Filter the entries and keep only the lines where the string "color" appears.

-- start Stored records --

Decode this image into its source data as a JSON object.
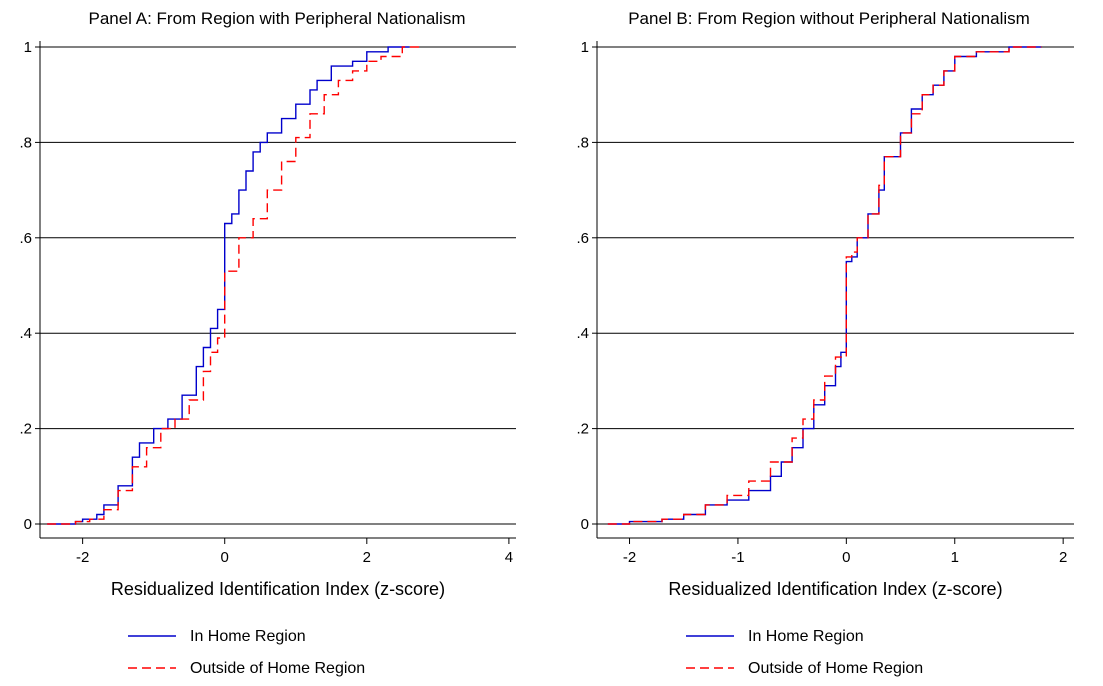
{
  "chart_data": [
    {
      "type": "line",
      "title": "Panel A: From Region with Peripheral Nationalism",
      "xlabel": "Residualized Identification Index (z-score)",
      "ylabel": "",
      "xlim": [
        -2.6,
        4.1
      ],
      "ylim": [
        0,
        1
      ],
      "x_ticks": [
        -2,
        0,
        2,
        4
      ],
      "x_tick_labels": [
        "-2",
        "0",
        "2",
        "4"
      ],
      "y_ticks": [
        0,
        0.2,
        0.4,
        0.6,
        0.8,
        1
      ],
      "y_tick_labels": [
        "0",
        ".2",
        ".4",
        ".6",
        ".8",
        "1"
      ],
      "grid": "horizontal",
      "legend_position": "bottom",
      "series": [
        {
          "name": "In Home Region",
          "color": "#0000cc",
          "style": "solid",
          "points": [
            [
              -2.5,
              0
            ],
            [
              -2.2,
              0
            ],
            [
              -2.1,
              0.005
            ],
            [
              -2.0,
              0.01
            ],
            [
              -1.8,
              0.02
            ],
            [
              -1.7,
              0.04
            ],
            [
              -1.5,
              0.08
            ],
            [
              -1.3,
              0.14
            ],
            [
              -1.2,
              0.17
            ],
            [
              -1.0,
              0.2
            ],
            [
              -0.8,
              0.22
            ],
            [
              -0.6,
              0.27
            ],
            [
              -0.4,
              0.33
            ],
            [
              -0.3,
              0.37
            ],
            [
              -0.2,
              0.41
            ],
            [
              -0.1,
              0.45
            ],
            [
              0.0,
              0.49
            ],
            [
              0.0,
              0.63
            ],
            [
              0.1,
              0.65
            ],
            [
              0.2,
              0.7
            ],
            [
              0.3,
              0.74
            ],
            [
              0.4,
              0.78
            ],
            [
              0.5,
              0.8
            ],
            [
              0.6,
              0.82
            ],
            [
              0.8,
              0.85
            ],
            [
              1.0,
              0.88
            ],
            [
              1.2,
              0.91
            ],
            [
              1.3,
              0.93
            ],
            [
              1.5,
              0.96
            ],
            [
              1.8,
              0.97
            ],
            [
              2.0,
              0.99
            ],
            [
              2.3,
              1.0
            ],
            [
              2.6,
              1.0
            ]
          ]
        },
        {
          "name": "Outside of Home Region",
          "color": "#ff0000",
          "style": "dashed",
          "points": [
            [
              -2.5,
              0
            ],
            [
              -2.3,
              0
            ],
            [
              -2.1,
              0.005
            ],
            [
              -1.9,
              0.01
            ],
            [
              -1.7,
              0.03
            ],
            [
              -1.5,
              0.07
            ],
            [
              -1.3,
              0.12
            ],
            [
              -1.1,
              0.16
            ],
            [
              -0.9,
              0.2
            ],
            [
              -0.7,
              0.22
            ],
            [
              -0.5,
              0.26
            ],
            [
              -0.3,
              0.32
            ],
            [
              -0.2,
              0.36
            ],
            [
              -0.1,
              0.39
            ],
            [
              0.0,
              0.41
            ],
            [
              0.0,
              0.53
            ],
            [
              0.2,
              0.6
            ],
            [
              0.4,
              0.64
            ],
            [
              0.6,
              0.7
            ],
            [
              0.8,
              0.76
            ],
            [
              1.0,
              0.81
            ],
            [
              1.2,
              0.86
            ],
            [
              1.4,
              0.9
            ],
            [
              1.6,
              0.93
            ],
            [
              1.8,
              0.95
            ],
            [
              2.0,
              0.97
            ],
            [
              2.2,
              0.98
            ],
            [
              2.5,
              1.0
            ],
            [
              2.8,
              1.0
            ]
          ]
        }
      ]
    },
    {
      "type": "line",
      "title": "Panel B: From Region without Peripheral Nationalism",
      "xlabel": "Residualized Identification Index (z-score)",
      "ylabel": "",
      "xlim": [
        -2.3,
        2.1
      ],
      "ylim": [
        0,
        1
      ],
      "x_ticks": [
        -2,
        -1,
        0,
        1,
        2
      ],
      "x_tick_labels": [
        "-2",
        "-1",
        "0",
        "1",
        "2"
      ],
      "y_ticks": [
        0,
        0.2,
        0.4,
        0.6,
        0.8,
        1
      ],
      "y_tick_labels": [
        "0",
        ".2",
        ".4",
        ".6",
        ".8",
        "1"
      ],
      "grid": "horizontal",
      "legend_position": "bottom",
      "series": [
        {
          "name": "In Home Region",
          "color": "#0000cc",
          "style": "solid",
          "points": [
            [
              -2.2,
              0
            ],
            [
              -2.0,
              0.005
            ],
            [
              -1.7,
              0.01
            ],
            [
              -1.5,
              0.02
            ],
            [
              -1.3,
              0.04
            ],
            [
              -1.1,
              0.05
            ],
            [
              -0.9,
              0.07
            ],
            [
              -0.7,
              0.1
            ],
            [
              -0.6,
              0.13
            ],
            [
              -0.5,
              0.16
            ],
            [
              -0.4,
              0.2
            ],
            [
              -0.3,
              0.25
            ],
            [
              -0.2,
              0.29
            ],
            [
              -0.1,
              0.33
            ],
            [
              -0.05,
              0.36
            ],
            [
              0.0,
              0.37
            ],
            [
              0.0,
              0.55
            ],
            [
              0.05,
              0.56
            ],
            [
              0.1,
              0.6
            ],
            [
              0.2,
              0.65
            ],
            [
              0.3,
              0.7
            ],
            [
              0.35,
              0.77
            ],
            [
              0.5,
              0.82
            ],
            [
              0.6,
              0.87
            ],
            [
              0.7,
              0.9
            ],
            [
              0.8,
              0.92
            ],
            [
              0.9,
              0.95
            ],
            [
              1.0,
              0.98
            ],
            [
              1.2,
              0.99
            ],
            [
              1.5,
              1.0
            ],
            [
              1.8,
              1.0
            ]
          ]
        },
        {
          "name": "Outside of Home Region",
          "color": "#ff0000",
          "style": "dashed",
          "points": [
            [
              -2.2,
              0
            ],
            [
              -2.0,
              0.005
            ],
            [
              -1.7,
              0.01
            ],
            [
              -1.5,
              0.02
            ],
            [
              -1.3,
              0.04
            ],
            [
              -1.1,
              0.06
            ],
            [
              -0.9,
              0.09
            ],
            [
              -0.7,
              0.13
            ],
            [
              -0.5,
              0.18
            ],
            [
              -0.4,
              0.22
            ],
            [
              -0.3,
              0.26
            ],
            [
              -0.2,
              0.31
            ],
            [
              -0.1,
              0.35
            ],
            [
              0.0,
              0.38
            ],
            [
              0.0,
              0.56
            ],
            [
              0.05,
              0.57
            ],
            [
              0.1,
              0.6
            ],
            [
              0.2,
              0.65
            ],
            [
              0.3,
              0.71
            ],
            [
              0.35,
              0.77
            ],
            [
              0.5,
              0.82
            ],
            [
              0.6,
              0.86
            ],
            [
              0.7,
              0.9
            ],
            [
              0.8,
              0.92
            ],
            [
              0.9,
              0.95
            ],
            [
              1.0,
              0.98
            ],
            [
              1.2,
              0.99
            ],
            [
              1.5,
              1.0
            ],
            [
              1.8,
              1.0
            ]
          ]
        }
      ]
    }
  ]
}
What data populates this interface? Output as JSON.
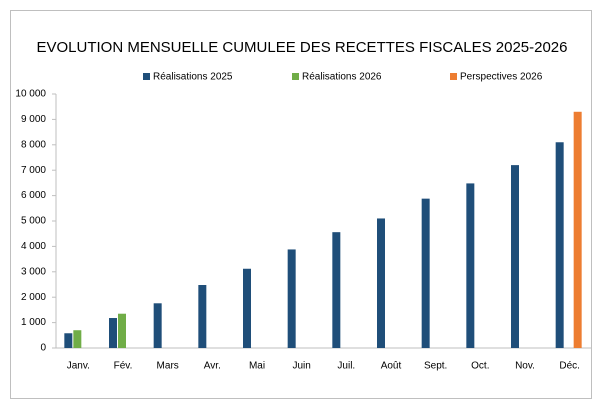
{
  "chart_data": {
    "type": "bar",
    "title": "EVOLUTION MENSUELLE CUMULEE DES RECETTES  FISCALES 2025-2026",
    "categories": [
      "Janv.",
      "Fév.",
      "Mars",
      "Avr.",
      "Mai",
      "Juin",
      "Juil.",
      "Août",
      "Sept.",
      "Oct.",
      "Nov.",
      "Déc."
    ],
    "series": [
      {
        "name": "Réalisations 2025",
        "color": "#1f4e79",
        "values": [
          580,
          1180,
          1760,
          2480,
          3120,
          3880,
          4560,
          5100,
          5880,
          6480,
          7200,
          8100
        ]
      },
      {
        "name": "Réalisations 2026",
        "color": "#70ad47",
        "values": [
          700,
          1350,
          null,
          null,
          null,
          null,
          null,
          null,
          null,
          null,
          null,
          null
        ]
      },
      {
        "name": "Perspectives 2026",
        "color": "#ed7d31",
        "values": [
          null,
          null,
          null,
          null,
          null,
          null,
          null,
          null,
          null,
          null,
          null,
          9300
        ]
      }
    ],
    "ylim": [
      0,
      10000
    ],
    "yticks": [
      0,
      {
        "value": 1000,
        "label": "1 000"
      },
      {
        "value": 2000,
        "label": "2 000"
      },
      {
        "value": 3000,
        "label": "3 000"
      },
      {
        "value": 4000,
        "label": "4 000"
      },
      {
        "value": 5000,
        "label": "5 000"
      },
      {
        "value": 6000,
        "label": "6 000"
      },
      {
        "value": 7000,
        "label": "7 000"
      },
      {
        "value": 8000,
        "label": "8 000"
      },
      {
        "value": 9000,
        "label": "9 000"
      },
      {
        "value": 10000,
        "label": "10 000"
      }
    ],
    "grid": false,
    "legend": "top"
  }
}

-- end Stored records --

# [In response]
          "color": "#0000cc",
          "color": "#ff0000",
          "color": "#0000cc",
          "color": "#ff0000",
        "color": "#1f4e79",
        "color": "#70ad47",
        "color": "#ed7d31",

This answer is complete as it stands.